» Exercise
In the entries below, count every line with the string "temperature". State the count and nothing else.

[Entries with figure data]

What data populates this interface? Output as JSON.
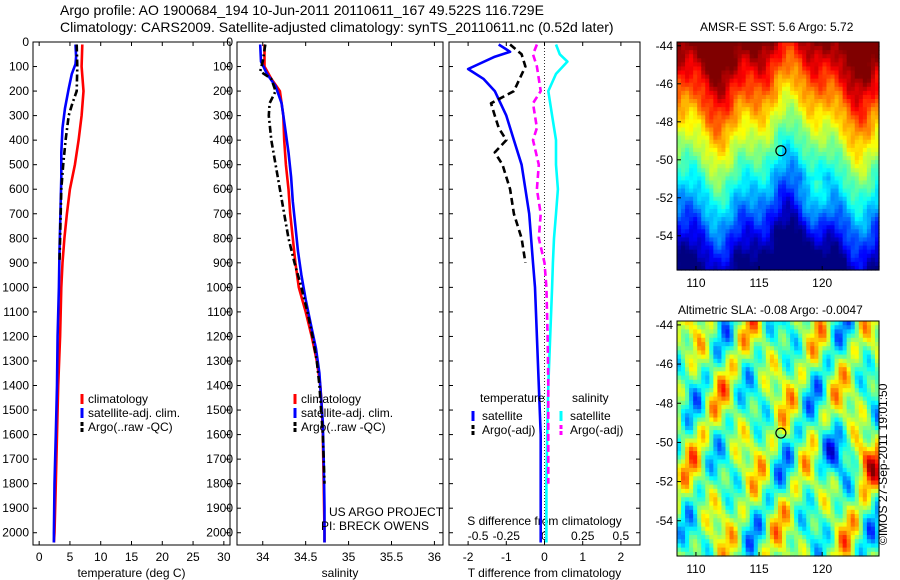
{
  "header": {
    "line1": "Argo profile: AO 1900684_194 10-Jun-2011 20110611_167 49.522S 116.729E",
    "line2": "Climatology: CARS2009. Satellite-adjusted climatology: synTS_20110611.nc (0.52d later)"
  },
  "colors": {
    "climatology": "#ff0000",
    "satellite": "#0000ff",
    "argo": "#000000",
    "sat_salinity": "#00ffff",
    "argo_salinity": "#ff00ff"
  },
  "chart_data": [
    {
      "type": "line",
      "ylabel": "",
      "xlabel": "temperature (deg C)",
      "ylim": [
        2050,
        0
      ],
      "xlim": [
        -1,
        31
      ],
      "y_ticks": [
        0,
        100,
        200,
        300,
        400,
        500,
        600,
        700,
        800,
        900,
        1000,
        1100,
        1200,
        1300,
        1400,
        1500,
        1600,
        1700,
        1800,
        1900,
        2000
      ],
      "x_ticks": [
        0,
        5,
        10,
        15,
        20,
        25,
        30
      ],
      "legend": [
        "climatology",
        "satellite-adj. clim.",
        "Argo(..raw -QC)"
      ],
      "legend_placement": "bottom-right",
      "series": [
        {
          "name": "climatology",
          "color": "#ff0000",
          "dash": "solid",
          "points": [
            [
              7.0,
              10
            ],
            [
              6.9,
              100
            ],
            [
              7.2,
              200
            ],
            [
              6.9,
              300
            ],
            [
              6.4,
              400
            ],
            [
              5.8,
              500
            ],
            [
              5.0,
              600
            ],
            [
              4.5,
              700
            ],
            [
              4.1,
              800
            ],
            [
              3.8,
              900
            ],
            [
              3.6,
              1000
            ],
            [
              3.4,
              1200
            ],
            [
              3.1,
              1400
            ],
            [
              2.9,
              1600
            ],
            [
              2.7,
              1800
            ],
            [
              2.5,
              2000
            ],
            [
              2.4,
              2040
            ]
          ]
        },
        {
          "name": "satellite-adj. clim.",
          "color": "#0000ff",
          "dash": "solid",
          "points": [
            [
              5.9,
              10
            ],
            [
              6.0,
              60
            ],
            [
              5.9,
              90
            ],
            [
              5.3,
              130
            ],
            [
              4.8,
              190
            ],
            [
              4.2,
              270
            ],
            [
              3.8,
              350
            ],
            [
              3.6,
              450
            ],
            [
              3.6,
              550
            ],
            [
              3.5,
              650
            ],
            [
              3.4,
              750
            ],
            [
              3.3,
              850
            ],
            [
              3.2,
              1000
            ],
            [
              3.0,
              1200
            ],
            [
              2.9,
              1400
            ],
            [
              2.7,
              1600
            ],
            [
              2.5,
              1800
            ],
            [
              2.4,
              2000
            ],
            [
              2.4,
              2040
            ]
          ]
        },
        {
          "name": "Argo(..raw -QC)",
          "color": "#000000",
          "dash": "dashdot",
          "points": [
            [
              6.1,
              10
            ],
            [
              6.2,
              100
            ],
            [
              6.1,
              200
            ],
            [
              5.4,
              250
            ],
            [
              4.8,
              300
            ],
            [
              4.3,
              400
            ],
            [
              3.9,
              500
            ],
            [
              3.6,
              600
            ],
            [
              3.5,
              700
            ],
            [
              3.4,
              800
            ],
            [
              3.3,
              900
            ]
          ]
        }
      ]
    },
    {
      "type": "line",
      "ylabel": "",
      "xlabel": "salinity",
      "ylim": [
        2050,
        0
      ],
      "xlim": [
        33.7,
        36.1
      ],
      "x_ticks": [
        34,
        34.5,
        35,
        35.5,
        36
      ],
      "legend": [
        "climatology",
        "satellite-adj. clim.",
        "Argo(..raw -QC)"
      ],
      "legend_placement": "bottom-right",
      "annotation": [
        "US ARGO PROJECT",
        "PI: BRECK OWENS"
      ],
      "series": [
        {
          "name": "climatology",
          "color": "#ff0000",
          "dash": "solid",
          "points": [
            [
              34.02,
              10
            ],
            [
              34.02,
              100
            ],
            [
              34.1,
              150
            ],
            [
              34.2,
              200
            ],
            [
              34.22,
              250
            ],
            [
              34.24,
              300
            ],
            [
              34.25,
              400
            ],
            [
              34.27,
              500
            ],
            [
              34.3,
              600
            ],
            [
              34.32,
              700
            ],
            [
              34.35,
              800
            ],
            [
              34.38,
              900
            ],
            [
              34.42,
              1000
            ],
            [
              34.5,
              1100
            ],
            [
              34.57,
              1200
            ],
            [
              34.63,
              1300
            ],
            [
              34.67,
              1400
            ],
            [
              34.69,
              1500
            ],
            [
              34.7,
              1600
            ],
            [
              34.71,
              1800
            ],
            [
              34.72,
              2000
            ],
            [
              34.72,
              2040
            ]
          ]
        },
        {
          "name": "satellite-adj. clim.",
          "color": "#0000ff",
          "dash": "solid",
          "points": [
            [
              33.97,
              10
            ],
            [
              33.98,
              80
            ],
            [
              34.05,
              130
            ],
            [
              34.15,
              180
            ],
            [
              34.22,
              250
            ],
            [
              34.26,
              350
            ],
            [
              34.3,
              450
            ],
            [
              34.33,
              550
            ],
            [
              34.35,
              650
            ],
            [
              34.38,
              750
            ],
            [
              34.41,
              850
            ],
            [
              34.45,
              950
            ],
            [
              34.5,
              1050
            ],
            [
              34.56,
              1150
            ],
            [
              34.62,
              1250
            ],
            [
              34.66,
              1350
            ],
            [
              34.68,
              1450
            ],
            [
              34.7,
              1550
            ],
            [
              34.71,
              1700
            ],
            [
              34.72,
              1900
            ],
            [
              34.72,
              2040
            ]
          ]
        },
        {
          "name": "Argo(..raw -QC)",
          "color": "#000000",
          "dash": "dashdot",
          "points": [
            [
              34.03,
              10
            ],
            [
              34.0,
              80
            ],
            [
              33.97,
              120
            ],
            [
              34.1,
              150
            ],
            [
              34.15,
              200
            ],
            [
              34.08,
              250
            ],
            [
              34.07,
              300
            ],
            [
              34.1,
              400
            ],
            [
              34.15,
              500
            ],
            [
              34.2,
              600
            ],
            [
              34.25,
              700
            ],
            [
              34.3,
              800
            ],
            [
              34.37,
              900
            ],
            [
              34.45,
              1000
            ],
            [
              34.52,
              1100
            ],
            [
              34.58,
              1200
            ],
            [
              34.63,
              1300
            ],
            [
              34.66,
              1400
            ],
            [
              34.68,
              1500
            ],
            [
              34.7,
              1600
            ],
            [
              34.71,
              1700
            ],
            [
              34.72,
              1800
            ]
          ]
        }
      ]
    },
    {
      "type": "line",
      "xlabel": "T difference from climatology",
      "xlabel_top": "S difference from climatology",
      "ylim": [
        2050,
        0
      ],
      "xlim": [
        -2.5,
        2.5
      ],
      "x_ticks": [
        -2,
        -1,
        0,
        1,
        2
      ],
      "x_ticks_top": [
        "-0.5",
        "-0.25",
        "0",
        "0.25",
        "0.5"
      ],
      "legend_groups": [
        {
          "title": "temperature",
          "entries": [
            "satellite",
            "Argo(-adj)"
          ]
        },
        {
          "title": "salinity",
          "entries": [
            "satellite",
            "Argo(-adj)"
          ]
        }
      ],
      "legend_placement": "bottom",
      "series": [
        {
          "name": "satellite",
          "group": "temperature",
          "color": "#0000ff",
          "dash": "solid",
          "points": [
            [
              -1.2,
              10
            ],
            [
              -0.9,
              40
            ],
            [
              -1.3,
              60
            ],
            [
              -2.0,
              110
            ],
            [
              -1.6,
              150
            ],
            [
              -1.3,
              200
            ],
            [
              -1.0,
              300
            ],
            [
              -0.8,
              400
            ],
            [
              -0.6,
              500
            ],
            [
              -0.5,
              600
            ],
            [
              -0.4,
              700
            ],
            [
              -0.35,
              800
            ],
            [
              -0.3,
              900
            ],
            [
              -0.25,
              1000
            ],
            [
              -0.2,
              1200
            ],
            [
              -0.15,
              1400
            ],
            [
              -0.1,
              1600
            ],
            [
              -0.1,
              1800
            ],
            [
              -0.1,
              2000
            ],
            [
              -0.1,
              2040
            ]
          ]
        },
        {
          "name": "Argo(-adj)",
          "group": "temperature",
          "color": "#000000",
          "dash": "dash",
          "points": [
            [
              -0.9,
              10
            ],
            [
              -0.6,
              50
            ],
            [
              -0.5,
              100
            ],
            [
              -0.8,
              200
            ],
            [
              -1.4,
              250
            ],
            [
              -1.3,
              300
            ],
            [
              -1.2,
              350
            ],
            [
              -1.0,
              400
            ],
            [
              -1.3,
              450
            ],
            [
              -1.1,
              500
            ],
            [
              -0.9,
              600
            ],
            [
              -0.8,
              700
            ],
            [
              -0.6,
              800
            ],
            [
              -0.5,
              900
            ]
          ]
        },
        {
          "name": "satellite",
          "group": "salinity",
          "color": "#00ffff",
          "dash": "solid",
          "points": [
            [
              0.3,
              10
            ],
            [
              0.4,
              50
            ],
            [
              0.6,
              80
            ],
            [
              0.3,
              130
            ],
            [
              0.1,
              200
            ],
            [
              0.2,
              300
            ],
            [
              0.3,
              400
            ],
            [
              0.3,
              500
            ],
            [
              0.35,
              600
            ],
            [
              0.3,
              700
            ],
            [
              0.25,
              800
            ],
            [
              0.22,
              900
            ],
            [
              0.2,
              1000
            ],
            [
              0.15,
              1200
            ],
            [
              0.1,
              1400
            ],
            [
              0.07,
              1600
            ],
            [
              0.05,
              1800
            ],
            [
              0.05,
              2040
            ]
          ]
        },
        {
          "name": "Argo(-adj)",
          "group": "salinity",
          "color": "#ff00ff",
          "dash": "dash",
          "points": [
            [
              -0.2,
              10
            ],
            [
              -0.3,
              50
            ],
            [
              -0.2,
              100
            ],
            [
              -0.1,
              200
            ],
            [
              -0.3,
              250
            ],
            [
              -0.2,
              350
            ],
            [
              -0.3,
              400
            ],
            [
              -0.15,
              500
            ],
            [
              -0.2,
              600
            ],
            [
              -0.1,
              700
            ],
            [
              -0.15,
              800
            ],
            [
              0,
              900
            ],
            [
              0.05,
              1000
            ],
            [
              0.08,
              1200
            ],
            [
              0.1,
              1400
            ],
            [
              0.1,
              1600
            ],
            [
              0.1,
              1800
            ]
          ]
        }
      ]
    },
    {
      "type": "heatmap",
      "title": "AMSR-E SST: 5.6 Argo: 5.72",
      "xlim": [
        108.5,
        124.5
      ],
      "ylim": [
        -55.8,
        -43.8
      ],
      "x_ticks": [
        110,
        115,
        120
      ],
      "y_ticks": [
        -44,
        -46,
        -48,
        -50,
        -52,
        -54
      ],
      "marker": {
        "lon": 116.729,
        "lat": -49.522
      },
      "colormap": "jet"
    },
    {
      "type": "heatmap",
      "title": "Altimetric SLA: -0.08 Argo: -0.0047",
      "xlim": [
        108.5,
        124.5
      ],
      "ylim": [
        -55.8,
        -43.8
      ],
      "x_ticks": [
        110,
        115,
        120
      ],
      "y_ticks": [
        -44,
        -46,
        -48,
        -50,
        -52,
        -54
      ],
      "marker": {
        "lon": 116.729,
        "lat": -49.522
      },
      "colormap": "jet"
    }
  ],
  "credit": "©IMOS 27-Sep-2011 19:01:50"
}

» Written answer
4